TEXTO ORIGINAL:
··········

VALENCIA

El Valencia encajó gol antes del minuto 20 en cinco partidos

Las estadísticas del Elche-Valencia evidencian la bipolaridad blanquinegra, que sumó su tercera derrota consecutiva

Diakhaby, Jaume, Lato y Gayà, tras el primer gol del Elche.
FITO GONZALEZ DIARIO AS

El Valencia está tropezando en la misma piedra desde que comenzara la temporada. Más allá del empastre en el que habita el club, causa de la mayoría de males, los de Gracia cometieron en el Martínez Valero contra el Elche el mismo pecado que ante Levante, Celta, Betis y Villarreal. El Valencia volvió a encajar un gol antes del minuto 20 de partido y de nuevo tuvo que ir a remolque, circunstancia que hasta la fecha solo le fue benévola contra el Levante.

La Liga comenzó para el Valencia con un aviso para navegantes al que aún no han encontrado solución. Morales adelantó al Levante en Mestalla en el primer minuto de partido. Así, en partidos posteriores, Aspas adelantó al Celta en el minuto 13; Canales al Betis en el 19; Paco Alcácer de penalti al Villarreal en el 6 y Josan al Elche en el 19’. Así el Valencia, salvo en el partido contra la Real Sociedad y el Huesca, siempre fue por detrás en el marcador a las primeras de cambio de los partidos.

··········

MATERIAL PROPORCIONADO:
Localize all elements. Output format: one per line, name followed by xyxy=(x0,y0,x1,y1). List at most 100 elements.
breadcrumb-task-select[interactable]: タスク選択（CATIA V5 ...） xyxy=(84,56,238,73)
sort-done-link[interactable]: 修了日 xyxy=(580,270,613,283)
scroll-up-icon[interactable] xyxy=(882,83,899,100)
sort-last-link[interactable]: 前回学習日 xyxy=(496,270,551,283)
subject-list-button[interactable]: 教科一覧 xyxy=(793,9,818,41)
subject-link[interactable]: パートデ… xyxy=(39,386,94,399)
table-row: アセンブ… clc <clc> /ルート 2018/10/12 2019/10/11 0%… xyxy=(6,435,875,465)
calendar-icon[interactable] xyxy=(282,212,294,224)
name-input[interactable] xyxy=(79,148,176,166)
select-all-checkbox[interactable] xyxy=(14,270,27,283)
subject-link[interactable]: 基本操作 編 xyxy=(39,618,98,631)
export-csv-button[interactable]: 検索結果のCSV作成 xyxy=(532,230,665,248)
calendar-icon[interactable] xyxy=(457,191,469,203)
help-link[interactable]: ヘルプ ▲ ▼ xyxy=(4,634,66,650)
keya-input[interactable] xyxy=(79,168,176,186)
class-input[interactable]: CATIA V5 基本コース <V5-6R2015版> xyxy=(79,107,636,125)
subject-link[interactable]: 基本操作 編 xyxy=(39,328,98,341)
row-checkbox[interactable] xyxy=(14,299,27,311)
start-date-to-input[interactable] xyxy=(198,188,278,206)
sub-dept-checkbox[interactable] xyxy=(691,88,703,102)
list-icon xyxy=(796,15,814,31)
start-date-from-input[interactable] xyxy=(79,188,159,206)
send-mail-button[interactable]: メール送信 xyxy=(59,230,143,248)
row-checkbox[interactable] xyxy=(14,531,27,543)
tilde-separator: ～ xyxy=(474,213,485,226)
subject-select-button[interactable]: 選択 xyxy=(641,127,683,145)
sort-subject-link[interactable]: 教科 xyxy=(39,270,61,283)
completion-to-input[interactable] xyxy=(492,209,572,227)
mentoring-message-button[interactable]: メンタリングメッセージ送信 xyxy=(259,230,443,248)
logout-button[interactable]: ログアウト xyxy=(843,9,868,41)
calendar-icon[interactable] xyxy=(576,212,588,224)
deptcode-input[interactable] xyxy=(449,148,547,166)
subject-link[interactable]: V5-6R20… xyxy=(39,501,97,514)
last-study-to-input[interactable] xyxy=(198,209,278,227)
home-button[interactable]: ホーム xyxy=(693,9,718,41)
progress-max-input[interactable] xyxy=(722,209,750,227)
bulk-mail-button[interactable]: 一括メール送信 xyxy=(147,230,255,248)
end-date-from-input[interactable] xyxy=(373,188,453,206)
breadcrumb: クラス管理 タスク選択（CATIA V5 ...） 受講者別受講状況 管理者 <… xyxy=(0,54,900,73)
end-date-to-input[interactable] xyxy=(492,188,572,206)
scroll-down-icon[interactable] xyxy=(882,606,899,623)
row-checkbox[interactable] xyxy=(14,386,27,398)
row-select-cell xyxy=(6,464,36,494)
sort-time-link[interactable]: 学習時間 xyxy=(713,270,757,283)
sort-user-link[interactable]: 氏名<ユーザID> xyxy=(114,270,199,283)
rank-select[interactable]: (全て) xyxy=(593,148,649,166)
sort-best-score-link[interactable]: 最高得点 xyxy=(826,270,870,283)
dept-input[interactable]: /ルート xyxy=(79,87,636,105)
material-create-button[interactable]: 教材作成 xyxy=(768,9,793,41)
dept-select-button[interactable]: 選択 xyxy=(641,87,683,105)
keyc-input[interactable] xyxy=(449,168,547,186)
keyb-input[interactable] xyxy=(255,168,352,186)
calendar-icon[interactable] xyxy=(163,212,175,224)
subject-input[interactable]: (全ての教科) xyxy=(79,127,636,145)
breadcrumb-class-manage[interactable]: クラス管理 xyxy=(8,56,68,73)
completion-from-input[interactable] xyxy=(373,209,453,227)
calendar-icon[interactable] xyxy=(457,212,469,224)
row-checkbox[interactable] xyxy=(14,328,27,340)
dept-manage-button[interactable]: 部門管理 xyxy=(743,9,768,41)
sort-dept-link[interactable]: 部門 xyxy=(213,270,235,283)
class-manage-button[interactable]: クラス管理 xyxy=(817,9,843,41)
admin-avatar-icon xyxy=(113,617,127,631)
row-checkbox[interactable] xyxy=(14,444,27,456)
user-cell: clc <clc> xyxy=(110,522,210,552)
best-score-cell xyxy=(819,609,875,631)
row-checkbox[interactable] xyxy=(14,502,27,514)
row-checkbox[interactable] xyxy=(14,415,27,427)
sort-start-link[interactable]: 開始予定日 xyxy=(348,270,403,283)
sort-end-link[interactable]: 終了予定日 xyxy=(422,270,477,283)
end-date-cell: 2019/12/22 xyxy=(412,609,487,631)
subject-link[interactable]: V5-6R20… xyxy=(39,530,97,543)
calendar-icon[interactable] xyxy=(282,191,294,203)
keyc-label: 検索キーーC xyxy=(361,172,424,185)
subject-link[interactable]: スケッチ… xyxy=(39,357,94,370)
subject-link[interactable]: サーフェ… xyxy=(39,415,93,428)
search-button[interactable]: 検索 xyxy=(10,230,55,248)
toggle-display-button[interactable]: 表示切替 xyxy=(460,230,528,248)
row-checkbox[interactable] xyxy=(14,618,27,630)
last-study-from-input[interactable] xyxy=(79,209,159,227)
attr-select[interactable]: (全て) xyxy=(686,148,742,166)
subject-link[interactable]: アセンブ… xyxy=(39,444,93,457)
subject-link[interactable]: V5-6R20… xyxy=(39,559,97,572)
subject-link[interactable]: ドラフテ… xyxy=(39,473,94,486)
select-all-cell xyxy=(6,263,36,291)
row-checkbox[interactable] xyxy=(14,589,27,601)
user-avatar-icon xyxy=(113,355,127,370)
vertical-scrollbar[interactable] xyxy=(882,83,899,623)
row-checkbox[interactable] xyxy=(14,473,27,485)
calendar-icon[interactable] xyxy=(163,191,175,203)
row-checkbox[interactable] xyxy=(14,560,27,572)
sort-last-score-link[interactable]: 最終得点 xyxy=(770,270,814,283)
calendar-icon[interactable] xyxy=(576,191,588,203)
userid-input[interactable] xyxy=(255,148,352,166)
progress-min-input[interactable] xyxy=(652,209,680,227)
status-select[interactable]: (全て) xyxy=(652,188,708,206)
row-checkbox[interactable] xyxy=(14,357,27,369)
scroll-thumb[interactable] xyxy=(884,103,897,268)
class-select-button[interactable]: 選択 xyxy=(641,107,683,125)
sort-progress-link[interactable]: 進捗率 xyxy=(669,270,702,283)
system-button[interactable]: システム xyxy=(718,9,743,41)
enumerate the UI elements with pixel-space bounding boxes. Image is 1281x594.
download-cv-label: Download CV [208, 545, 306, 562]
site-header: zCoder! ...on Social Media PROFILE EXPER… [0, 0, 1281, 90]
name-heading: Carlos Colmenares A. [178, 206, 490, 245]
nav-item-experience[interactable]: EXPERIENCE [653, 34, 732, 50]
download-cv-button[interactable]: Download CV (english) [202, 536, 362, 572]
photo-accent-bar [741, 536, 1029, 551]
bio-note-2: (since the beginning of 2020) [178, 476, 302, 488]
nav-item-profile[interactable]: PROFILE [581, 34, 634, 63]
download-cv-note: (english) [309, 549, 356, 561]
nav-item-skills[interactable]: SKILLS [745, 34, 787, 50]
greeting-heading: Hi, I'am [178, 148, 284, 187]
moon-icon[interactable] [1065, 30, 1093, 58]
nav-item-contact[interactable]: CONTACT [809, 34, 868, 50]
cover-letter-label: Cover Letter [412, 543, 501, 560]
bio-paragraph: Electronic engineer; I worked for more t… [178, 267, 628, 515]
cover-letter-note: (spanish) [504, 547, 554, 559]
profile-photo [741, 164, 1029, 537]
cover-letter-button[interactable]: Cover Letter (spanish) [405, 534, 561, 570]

··········

LISTA DE ACTIVIDADES:
1. Transcriba literalmente el fragmento de la noticia sobre el Valencia comprendido entre "Las estadísticas del" y "contra el Levante.", ambos incluidos.
2. Enumere los jugadores que, según la noticia sobre el Valencia, adelantaron en el marcador a los rivales del Valencia.
3. Prosiga la redacción de la noticia sobre el Valencia a partir de su última oración.

SOLUCIONES:
1.
Las estadísticas del Elche-Valencia evidencian la bipolaridad blanquinegra, que sumó su tercera derrota consecutiva

Diakhaby, Jaume, Lato y Gayà, tras el primer gol del Elche.
FITO GONZALEZ DIARIO AS

El Valencia está tropezando en la misma piedra desde que comenzara la temporada. Más allá del empastre en el que habita el club, causa de la mayoría de males, los de Gracia cometieron en el Martínez Valero contra el Elche el mismo pecado que ante Levante, Celta, Betis y Villarreal. El Valencia volvió a encajar un gol antes del minuto 20 de partido y de nuevo tuvo que ir a remolque, circunstancia que hasta la fecha solo le fue benévola contra el Levante.

2. Morales, Aspas, Canales, Paco Alcácer y Josan.

3.
Gracia dijo en la sala de prensa del Martínez Valero: “No tengo respuestas para lo que nos pasa en las primeras partes”. Carlos Soler fue más contundente: “Hemos tirado a la basura el partido en la primera mitad”. Las dos caras que ofreció el Valencia en Elche fueron causa de la puesta en escena, la intensidad y voluntad de ganar, con la que salió el equipo a jugar cada uno de los periodos. El Valencia salió a jugar el partido con talante de que no pasara nada y lo que sucedieron fueron los goles de Josan y Fidel y cuando quiso reaccionar, fue incapaz.

Las estadísticas evidencian la bipolaridad blanquinegra: un remate a portería en la primera mitad, por 13 en la segunda; un 40,9% de duelos ganados (18) antes del descanso, por un 53,8% (28) tras el paso por vestuarios; un 42,5% de posesión, por un 67,2%; dos centros al área, por siete; ningún saque de esquina, por siete en la segunda mitad; incluso la intensidad se refleja en las faltas cometidas: dos en la primera mitad, seis en la segunda. El Elche tras el paso por vestuarios ni tan siquiera disparó a portería. En verdad la efectivad ilicitana fue mayúscula: tres remates en total, dos goles.